▸ **STATED EXERCISE**
Print all entries word for word.

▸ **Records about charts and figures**
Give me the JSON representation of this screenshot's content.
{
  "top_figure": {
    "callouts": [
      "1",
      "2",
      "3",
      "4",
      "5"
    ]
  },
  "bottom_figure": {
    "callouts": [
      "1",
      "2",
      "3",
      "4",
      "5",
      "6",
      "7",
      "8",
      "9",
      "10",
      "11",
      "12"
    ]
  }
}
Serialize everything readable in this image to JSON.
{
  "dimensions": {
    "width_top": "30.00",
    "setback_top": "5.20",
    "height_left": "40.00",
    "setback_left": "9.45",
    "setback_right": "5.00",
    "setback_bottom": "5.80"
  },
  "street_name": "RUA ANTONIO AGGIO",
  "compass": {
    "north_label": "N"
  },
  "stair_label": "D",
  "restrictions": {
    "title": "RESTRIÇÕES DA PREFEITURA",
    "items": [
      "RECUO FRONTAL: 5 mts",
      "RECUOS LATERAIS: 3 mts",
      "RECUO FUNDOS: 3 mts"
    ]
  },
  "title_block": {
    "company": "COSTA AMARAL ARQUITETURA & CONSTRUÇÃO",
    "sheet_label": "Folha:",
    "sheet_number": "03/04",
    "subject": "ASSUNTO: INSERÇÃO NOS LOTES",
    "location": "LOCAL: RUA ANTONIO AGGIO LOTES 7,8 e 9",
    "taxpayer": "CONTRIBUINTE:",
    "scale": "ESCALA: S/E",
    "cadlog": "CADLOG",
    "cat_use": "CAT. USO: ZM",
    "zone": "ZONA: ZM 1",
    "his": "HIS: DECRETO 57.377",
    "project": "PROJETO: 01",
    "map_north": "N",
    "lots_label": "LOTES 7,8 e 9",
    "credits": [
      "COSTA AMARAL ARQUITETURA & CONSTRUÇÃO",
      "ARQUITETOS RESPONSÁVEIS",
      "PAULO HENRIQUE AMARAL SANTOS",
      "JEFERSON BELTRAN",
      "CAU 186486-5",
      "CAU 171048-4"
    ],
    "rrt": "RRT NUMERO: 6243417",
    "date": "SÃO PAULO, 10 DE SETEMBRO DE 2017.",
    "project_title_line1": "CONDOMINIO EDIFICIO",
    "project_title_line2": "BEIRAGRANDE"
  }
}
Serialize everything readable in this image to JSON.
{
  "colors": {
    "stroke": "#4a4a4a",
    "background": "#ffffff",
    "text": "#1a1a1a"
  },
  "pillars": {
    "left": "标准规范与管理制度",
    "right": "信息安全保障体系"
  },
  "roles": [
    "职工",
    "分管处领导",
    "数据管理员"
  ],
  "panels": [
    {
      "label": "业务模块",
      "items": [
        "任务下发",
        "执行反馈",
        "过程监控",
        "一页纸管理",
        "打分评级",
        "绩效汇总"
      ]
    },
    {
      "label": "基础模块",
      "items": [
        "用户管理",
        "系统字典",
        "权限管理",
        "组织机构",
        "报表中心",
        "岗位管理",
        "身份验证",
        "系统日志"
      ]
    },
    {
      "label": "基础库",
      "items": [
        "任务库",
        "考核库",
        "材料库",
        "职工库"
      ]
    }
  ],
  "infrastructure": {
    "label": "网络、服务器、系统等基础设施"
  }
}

▸ **TASK ANSWER**
Give me the JSON representation of this screenshot's content.
{
  "top_figure": {
    "callouts": [
      "1",
      "2",
      "3",
      "4",
      "5"
    ]
  },
  "bottom_figure": {
    "callouts": [
      "1",
      "2",
      "3",
      "4",
      "5",
      "6",
      "7",
      "8",
      "9",
      "10",
      "11",
      "12"
    ]
  }
}
Serialize everything readable in this image to JSON.
{
  "dimensions": {
    "width_top": "30.00",
    "setback_top": "5.20",
    "height_left": "40.00",
    "setback_left": "9.45",
    "setback_right": "5.00",
    "setback_bottom": "5.80"
  },
  "street_name": "RUA ANTONIO AGGIO",
  "compass": {
    "north_label": "N"
  },
  "stair_label": "D",
  "restrictions": {
    "title": "RESTRIÇÕES DA PREFEITURA",
    "items": [
      "RECUO FRONTAL: 5 mts",
      "RECUOS LATERAIS: 3 mts",
      "RECUO FUNDOS: 3 mts"
    ]
  },
  "title_block": {
    "company": "COSTA AMARAL ARQUITETURA & CONSTRUÇÃO",
    "sheet_label": "Folha:",
    "sheet_number": "03/04",
    "subject": "ASSUNTO: INSERÇÃO NOS LOTES",
    "location": "LOCAL: RUA ANTONIO AGGIO LOTES 7,8 e 9",
    "taxpayer": "CONTRIBUINTE:",
    "scale": "ESCALA: S/E",
    "cadlog": "CADLOG",
    "cat_use": "CAT. USO: ZM",
    "zone": "ZONA: ZM 1",
    "his": "HIS: DECRETO 57.377",
    "project": "PROJETO: 01",
    "map_north": "N",
    "lots_label": "LOTES 7,8 e 9",
    "credits": [
      "COSTA AMARAL ARQUITETURA & CONSTRUÇÃO",
      "ARQUITETOS RESPONSÁVEIS",
      "PAULO HENRIQUE AMARAL SANTOS",
      "JEFERSON BELTRAN",
      "CAU 186486-5",
      "CAU 171048-4"
    ],
    "rrt": "RRT NUMERO: 6243417",
    "date": "SÃO PAULO, 10 DE SETEMBRO DE 2017.",
    "project_title_line1": "CONDOMINIO EDIFICIO",
    "project_title_line2": "BEIRAGRANDE"
  }
}
Serialize everything readable in this image to JSON.
{
  "colors": {
    "stroke": "#4a4a4a",
    "background": "#ffffff",
    "text": "#1a1a1a"
  },
  "pillars": {
    "left": "标准规范与管理制度",
    "right": "信息安全保障体系"
  },
  "roles": [
    "职工",
    "分管处领导",
    "数据管理员"
  ],
  "panels": [
    {
      "label": "业务模块",
      "items": [
        "任务下发",
        "执行反馈",
        "过程监控",
        "一页纸管理",
        "打分评级",
        "绩效汇总"
      ]
    },
    {
      "label": "基础模块",
      "items": [
        "用户管理",
        "系统字典",
        "权限管理",
        "组织机构",
        "报表中心",
        "岗位管理",
        "身份验证",
        "系统日志"
      ]
    },
    {
      "label": "基础库",
      "items": [
        "任务库",
        "考核库",
        "材料库",
        "职工库"
      ]
    }
  ],
  "infrastructure": {
    "label": "网络、服务器、系统等基础设施"
  }
}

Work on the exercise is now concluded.